FLORHAM PARK, N.J. — If there is one man who feels the pain of Jets fans, it’s new CEO/chairman Christopher Johnson.
The Jets haven’t been to the postseason since January 2011 and have had three double-digit- loss seasons in the past five years. They earned their last home playoff victory in January 2003, when Herm Edwards was the coach and the team held training camp in Hempstead.
On top of the losing, there was the bluster of former coach Rex Ryan, the Butt Fumble and a teammate breaking the jaw of the starting quarterback.
Now the Jets are rebuilding. Not tanking, according to Johnson, but morphing into a franchise that is rebuilding through the draft.
That brings uncertainty regarding the futures of coach Todd Bowles and general manager Mike Maccagnan, and no guarantees that the players of the last three drafts under them will produce future stars.
But as the Jets prepare to play their home opener Sunday against the Dolphins, Johnson is asking for patience — and admitting he’s not a patient man.
“I hope that the fans will buy into our plan,” Johnson said this past week in his first interview with reporters. “I’m looking forward to seeing growth. I’m extraordinarily excited about seeing the development of our young players, especially. I think [the fans are] going to see this team grow before their eyes. I think that’s exciting. I can’t say if they’re going to stay home. I hope they don’t. I think it’s going to be an exciting season and I can’t wait for this first home game.”
The anticipation of the home opener at MetLife Stadium might be a nerve-wracking event for Jets officials wondering how many fans will show up. Will there be no-shows for the home opener of an 0-2 team whose offense and defense are ranked last in the NFL?
In the first two weeks of the season, the Jets allowed 818 total yards. Only New England (966) and New Orleans (1,025) gave up more. Bowles’ defense was expected to be a strength this season, but now he’s being questioned about the personnel and whether it’s good enough.
The average experience on the Jets’ roster is 3.7 years, down from 4.4 years last season. The Jets have only three players who are 30 or older; last season it was 12. So the youth — 30 players with less than three years of NFL experience — will lead to growing pains.
“We don’t [worry about] small margins of error,” Bowles said. “We just correct mistakes and we move on. We understand what we did wrong and we try to correct that and move on.”
This summer Christopher Johnson took over for older brother Woody Johnson, who now is the United States ambassador to the United Kingdom. During Woody Johnson’s tenure as the head man, the younger Johnson was quite familiar with the organization. He was in the room for the big and small deals. He was a sounding board for Woody Johnson while remaining behind the scenes.

## Records
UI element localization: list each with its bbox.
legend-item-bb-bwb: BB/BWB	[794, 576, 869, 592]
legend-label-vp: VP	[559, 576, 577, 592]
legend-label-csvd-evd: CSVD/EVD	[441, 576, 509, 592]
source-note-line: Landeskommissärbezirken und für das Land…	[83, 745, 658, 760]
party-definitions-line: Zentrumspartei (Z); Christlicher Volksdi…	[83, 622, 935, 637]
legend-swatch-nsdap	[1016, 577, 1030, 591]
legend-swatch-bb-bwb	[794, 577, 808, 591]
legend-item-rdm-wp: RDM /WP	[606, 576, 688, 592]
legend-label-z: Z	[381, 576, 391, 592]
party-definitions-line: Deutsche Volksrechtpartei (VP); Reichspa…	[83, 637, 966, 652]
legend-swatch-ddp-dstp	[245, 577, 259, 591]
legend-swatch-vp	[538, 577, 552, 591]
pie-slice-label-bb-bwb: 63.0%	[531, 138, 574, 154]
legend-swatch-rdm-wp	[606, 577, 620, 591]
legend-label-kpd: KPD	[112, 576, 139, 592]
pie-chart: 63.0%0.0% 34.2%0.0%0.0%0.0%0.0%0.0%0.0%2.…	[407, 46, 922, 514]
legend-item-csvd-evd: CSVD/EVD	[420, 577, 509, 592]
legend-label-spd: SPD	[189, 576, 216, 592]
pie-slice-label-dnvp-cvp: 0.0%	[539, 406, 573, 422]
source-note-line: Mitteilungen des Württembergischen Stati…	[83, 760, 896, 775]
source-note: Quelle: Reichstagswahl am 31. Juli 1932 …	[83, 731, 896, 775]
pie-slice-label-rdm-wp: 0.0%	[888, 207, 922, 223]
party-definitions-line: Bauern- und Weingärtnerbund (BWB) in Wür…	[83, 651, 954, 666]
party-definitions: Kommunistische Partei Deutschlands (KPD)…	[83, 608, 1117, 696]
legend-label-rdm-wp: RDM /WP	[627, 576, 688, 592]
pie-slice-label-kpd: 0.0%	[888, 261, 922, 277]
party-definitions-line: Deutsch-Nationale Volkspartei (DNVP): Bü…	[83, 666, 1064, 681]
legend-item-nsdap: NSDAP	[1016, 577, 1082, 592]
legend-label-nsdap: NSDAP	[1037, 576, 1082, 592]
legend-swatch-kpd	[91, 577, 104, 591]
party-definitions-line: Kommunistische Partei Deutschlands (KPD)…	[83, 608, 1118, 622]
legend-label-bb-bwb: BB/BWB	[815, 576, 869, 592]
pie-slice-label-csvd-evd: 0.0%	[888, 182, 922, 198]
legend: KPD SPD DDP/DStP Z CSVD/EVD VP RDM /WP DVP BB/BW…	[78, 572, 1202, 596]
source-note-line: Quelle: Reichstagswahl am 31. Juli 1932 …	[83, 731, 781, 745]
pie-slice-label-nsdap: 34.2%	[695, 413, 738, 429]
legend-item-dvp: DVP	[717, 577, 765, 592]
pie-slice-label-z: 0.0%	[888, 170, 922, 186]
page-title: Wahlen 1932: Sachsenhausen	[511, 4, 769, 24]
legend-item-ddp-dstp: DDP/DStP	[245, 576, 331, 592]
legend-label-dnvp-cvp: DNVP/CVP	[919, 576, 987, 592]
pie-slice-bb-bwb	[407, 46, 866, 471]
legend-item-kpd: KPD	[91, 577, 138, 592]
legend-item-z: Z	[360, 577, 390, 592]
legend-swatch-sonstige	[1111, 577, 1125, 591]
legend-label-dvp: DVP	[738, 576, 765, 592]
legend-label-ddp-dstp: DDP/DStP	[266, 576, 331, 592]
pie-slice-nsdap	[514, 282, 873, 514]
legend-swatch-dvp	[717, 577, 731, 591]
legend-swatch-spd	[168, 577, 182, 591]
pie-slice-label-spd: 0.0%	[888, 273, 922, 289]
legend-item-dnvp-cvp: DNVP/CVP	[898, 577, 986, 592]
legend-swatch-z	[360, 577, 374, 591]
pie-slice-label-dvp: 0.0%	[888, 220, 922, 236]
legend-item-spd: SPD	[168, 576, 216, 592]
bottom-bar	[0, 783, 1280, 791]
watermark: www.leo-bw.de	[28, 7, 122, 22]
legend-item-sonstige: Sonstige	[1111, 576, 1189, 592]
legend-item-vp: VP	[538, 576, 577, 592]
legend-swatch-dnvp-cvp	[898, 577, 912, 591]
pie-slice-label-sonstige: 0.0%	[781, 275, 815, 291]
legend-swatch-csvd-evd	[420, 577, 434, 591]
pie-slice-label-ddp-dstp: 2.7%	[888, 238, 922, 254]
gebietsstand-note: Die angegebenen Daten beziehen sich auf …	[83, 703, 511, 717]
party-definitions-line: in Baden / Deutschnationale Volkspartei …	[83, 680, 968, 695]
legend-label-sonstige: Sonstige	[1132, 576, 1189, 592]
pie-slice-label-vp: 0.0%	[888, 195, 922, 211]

## What needs to be done
Reproduce word for word the part of the Jets article that starts at the words "The anticipation of" and ends after "it’s good enough.".

## Answer below
The anticipation of the home opener at MetLife Stadium might be a nerve-wracking event for Jets officials wondering how many fans will show up. Will there be no-shows for the home opener of an 0-2 team whose offense and defense are ranked last in the NFL?
In the first two weeks of the season, the Jets allowed 818 total yards. Only New England (966) and New Orleans (1,025) gave up more. Bowles’ defense was expected to be a strength this season, but now he’s being questioned about the personnel and whether it’s good enough.